* **Objective**:
Locate the lines of the listing below that hold "subtitle", then copy each of them.

* **Entries supplied**:
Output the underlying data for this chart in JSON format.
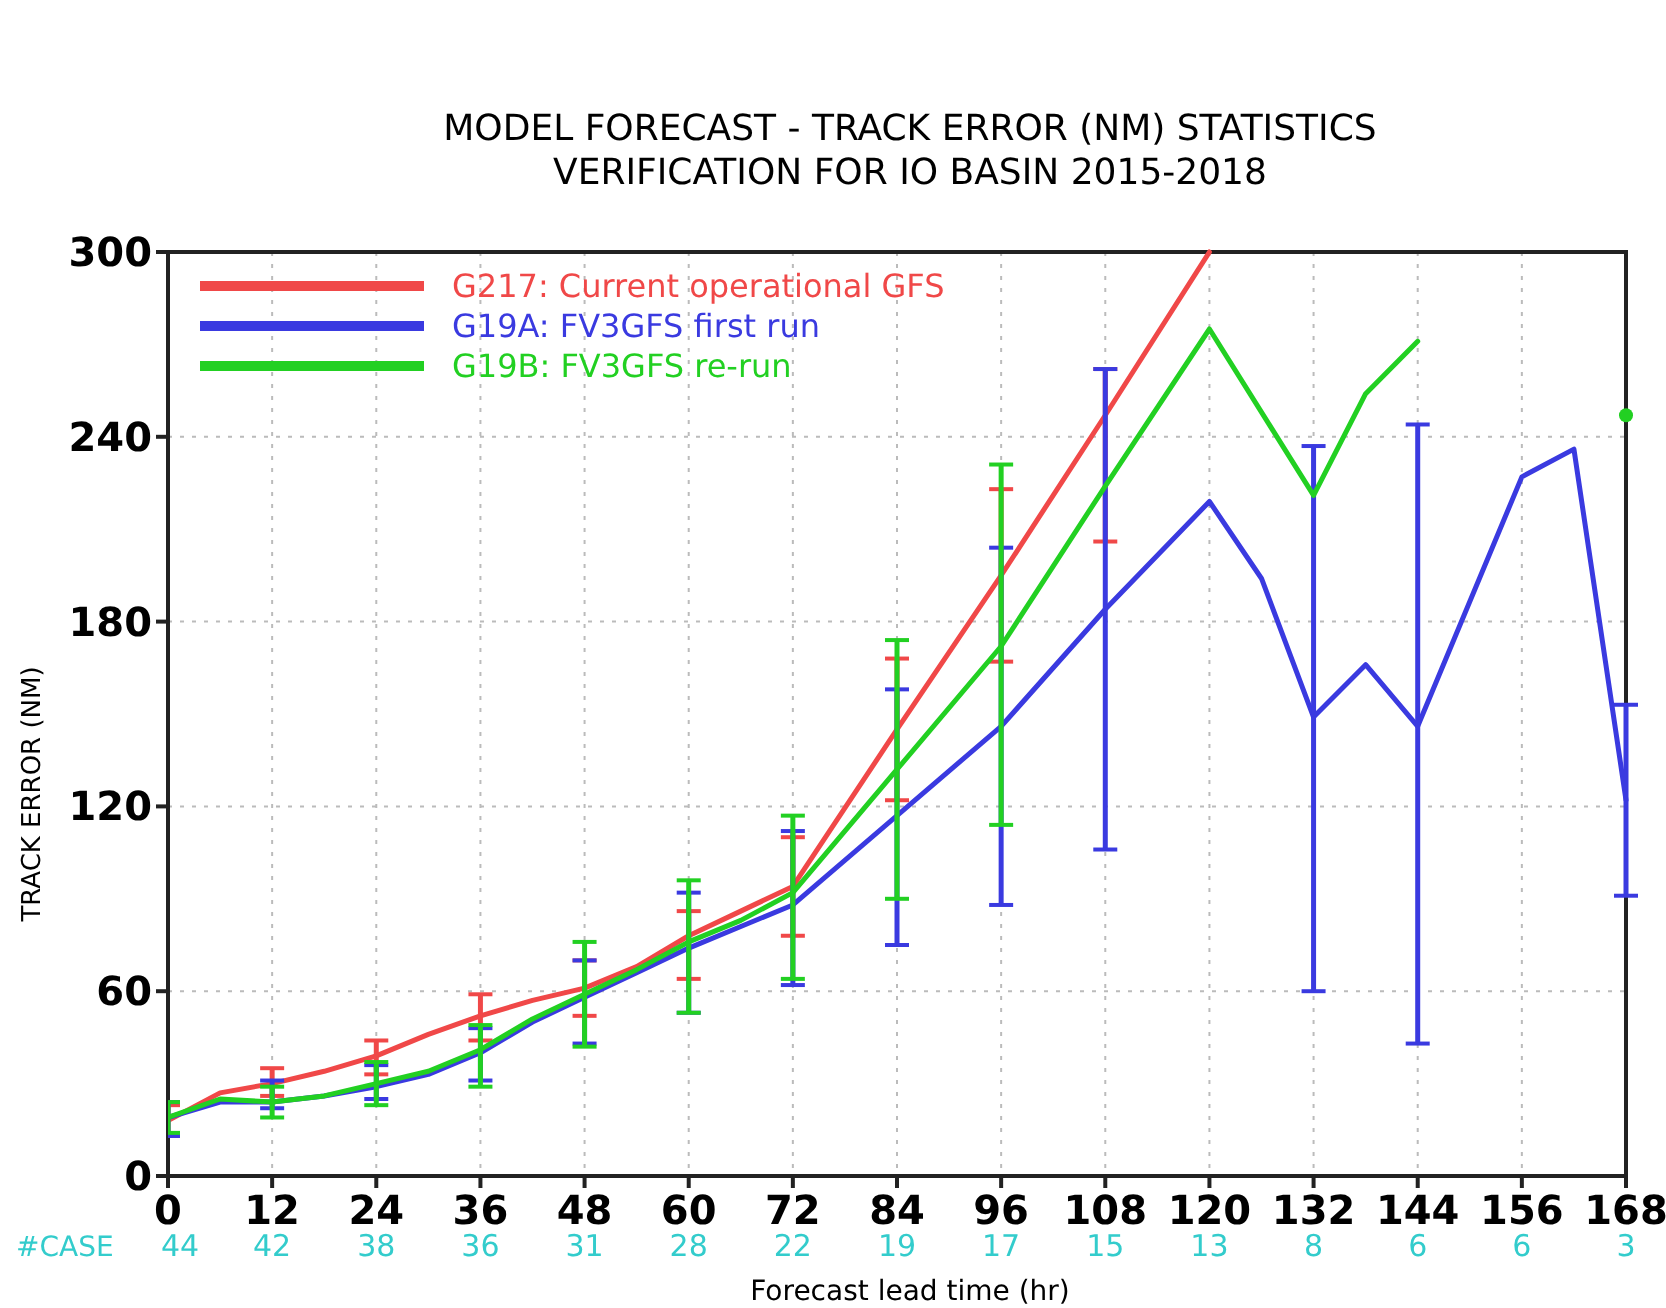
{
  "chart_data": {
    "type": "line",
    "title": "MODEL FORECAST - TRACK ERROR (NM) STATISTICS",
    "subtitle": "VERIFICATION FOR IO BASIN 2015-2018",
    "xlabel": "Forecast lead time (hr)",
    "ylabel": "TRACK ERROR (NM)",
    "xlim": [
      0,
      168
    ],
    "xticks": [
      0,
      12,
      24,
      36,
      48,
      60,
      72,
      84,
      96,
      108,
      120,
      132,
      144,
      156,
      168
    ],
    "ylim": [
      0,
      300
    ],
    "yticks": [
      0,
      60,
      120,
      180,
      240,
      300
    ],
    "grid": true,
    "legend": "top left",
    "marker": "none",
    "line_style": "solid",
    "series": [
      {
        "name": "G217: Current operational GFS",
        "color": "#f04848",
        "x": [
          0,
          6,
          12,
          18,
          24,
          30,
          36,
          42,
          48,
          54,
          60,
          66,
          72,
          84,
          96,
          108,
          120
        ],
        "values": [
          18,
          27,
          30,
          34,
          39,
          46,
          52,
          57,
          61,
          68,
          78,
          86,
          94,
          145,
          195,
          247,
          300
        ],
        "errors": [
          [
            13,
            23
          ],
          null,
          [
            26,
            35
          ],
          null,
          [
            33,
            44
          ],
          null,
          [
            44,
            59
          ],
          null,
          [
            52,
            70
          ],
          null,
          [
            64,
            86
          ],
          null,
          [
            78,
            110
          ],
          [
            122,
            168
          ],
          [
            167,
            223
          ],
          [
            206,
            262
          ],
          null
        ]
      },
      {
        "name": "G19A: FV3GFS first run",
        "color": "#3a3ae0",
        "x": [
          0,
          6,
          12,
          18,
          24,
          30,
          36,
          42,
          48,
          54,
          60,
          66,
          72,
          84,
          96,
          108,
          120,
          126,
          132,
          138,
          144,
          156,
          162,
          168
        ],
        "values": [
          19,
          24,
          24,
          26,
          29,
          33,
          40,
          50,
          58,
          66,
          74,
          81,
          88,
          117,
          146,
          184,
          219,
          194,
          149,
          166,
          146,
          227,
          236,
          122
        ],
        "errors": [
          [
            13,
            24
          ],
          null,
          [
            22,
            31
          ],
          null,
          [
            25,
            36
          ],
          null,
          [
            31,
            48
          ],
          null,
          [
            43,
            70
          ],
          null,
          [
            53,
            92
          ],
          null,
          [
            62,
            112
          ],
          [
            75,
            158
          ],
          [
            88,
            204
          ],
          [
            106,
            262
          ],
          null,
          null,
          [
            60,
            237
          ],
          null,
          [
            43,
            244
          ],
          null,
          null,
          [
            91,
            153
          ]
        ]
      },
      {
        "name": "G19B: FV3GFS re-run",
        "color": "#22d022",
        "x": [
          0,
          6,
          12,
          18,
          24,
          30,
          36,
          42,
          48,
          54,
          60,
          66,
          72,
          84,
          96,
          108,
          120,
          132,
          138,
          144,
          150,
          156,
          162,
          168
        ],
        "values": [
          19,
          25,
          24,
          26,
          30,
          34,
          41,
          51,
          59,
          67,
          76,
          83,
          92,
          132,
          172,
          224,
          275,
          221,
          254,
          271,
          null,
          null,
          null,
          247
        ],
        "errors": [
          [
            14,
            24
          ],
          null,
          [
            19,
            29
          ],
          null,
          [
            23,
            37
          ],
          null,
          [
            29,
            49
          ],
          null,
          [
            42,
            76
          ],
          null,
          [
            53,
            96
          ],
          null,
          [
            64,
            117
          ],
          [
            90,
            174
          ],
          [
            114,
            231
          ],
          null,
          null,
          null,
          null,
          null,
          null,
          null,
          null,
          null
        ]
      }
    ],
    "annotations": [
      "#CASE",
      "44",
      "42",
      "38",
      "36",
      "31",
      "28",
      "22",
      "19",
      "17",
      "15",
      "13",
      "8",
      "6",
      "6",
      "3"
    ]
  }
}
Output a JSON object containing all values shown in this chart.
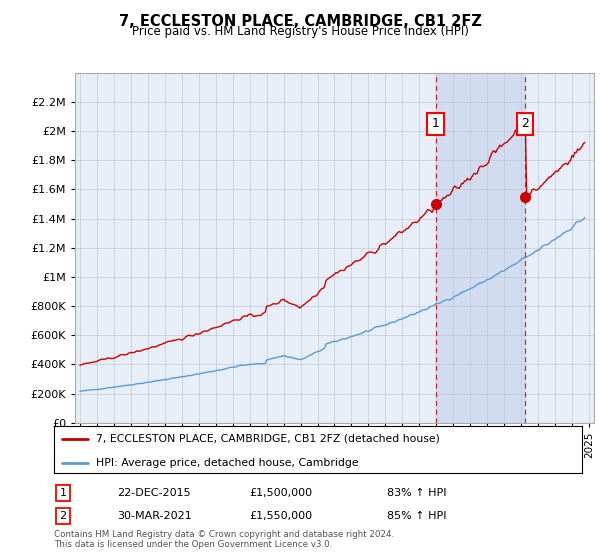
{
  "title": "7, ECCLESTON PLACE, CAMBRIDGE, CB1 2FZ",
  "subtitle": "Price paid vs. HM Land Registry's House Price Index (HPI)",
  "ylim": [
    0,
    2400000
  ],
  "yticks": [
    0,
    200000,
    400000,
    600000,
    800000,
    1000000,
    1200000,
    1400000,
    1600000,
    1800000,
    2000000,
    2200000
  ],
  "ytick_labels": [
    "£0",
    "£200K",
    "£400K",
    "£600K",
    "£800K",
    "£1M",
    "£1.2M",
    "£1.4M",
    "£1.6M",
    "£1.8M",
    "£2M",
    "£2.2M"
  ],
  "hpi_color": "#5b9bd5",
  "price_color": "#cc0000",
  "bg_color": "#e8eef8",
  "grid_color": "#c0c8d8",
  "legend_label_price": "7, ECCLESTON PLACE, CAMBRIDGE, CB1 2FZ (detached house)",
  "legend_label_hpi": "HPI: Average price, detached house, Cambridge",
  "ann1_x": 2015.97,
  "ann1_y": 1500000,
  "ann2_x": 2021.24,
  "ann2_y": 1550000,
  "transaction1": {
    "date": "22-DEC-2015",
    "price": "£1,500,000",
    "pct": "83% ↑ HPI"
  },
  "transaction2": {
    "date": "30-MAR-2021",
    "price": "£1,550,000",
    "pct": "85% ↑ HPI"
  },
  "footer": "Contains HM Land Registry data © Crown copyright and database right 2024.\nThis data is licensed under the Open Government Licence v3.0.",
  "xlim": [
    1994.7,
    2025.3
  ]
}
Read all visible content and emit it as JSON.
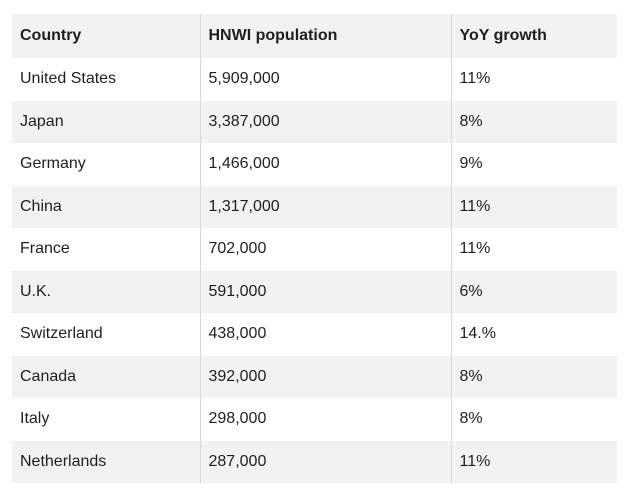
{
  "table": {
    "headers": [
      "Country",
      "HNWI population",
      "YoY growth"
    ],
    "rows": [
      [
        "United States",
        "5,909,000",
        "11%"
      ],
      [
        "Japan",
        "3,387,000",
        "8%"
      ],
      [
        "Germany",
        "1,466,000",
        "9%"
      ],
      [
        "China",
        "1,317,000",
        "11%"
      ],
      [
        "France",
        "702,000",
        "11%"
      ],
      [
        "U.K.",
        "591,000",
        "6%"
      ],
      [
        "Switzerland",
        "438,000",
        "14.%"
      ],
      [
        "Canada",
        "392,000",
        "8%"
      ],
      [
        "Italy",
        "298,000",
        "8%"
      ],
      [
        "Netherlands",
        "287,000",
        "11%"
      ]
    ]
  },
  "colors": {
    "shaded_row": "#f2f2f2",
    "divider": "#d9d9d9",
    "text": "#1f1f1f"
  }
}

* **Finished answer**:
    "subtitle": "VERIFICATION FOR IO BASIN 2015-2018",
  "subtitle": "Price paid vs. HM Land Registry's House Price Index (HPI)",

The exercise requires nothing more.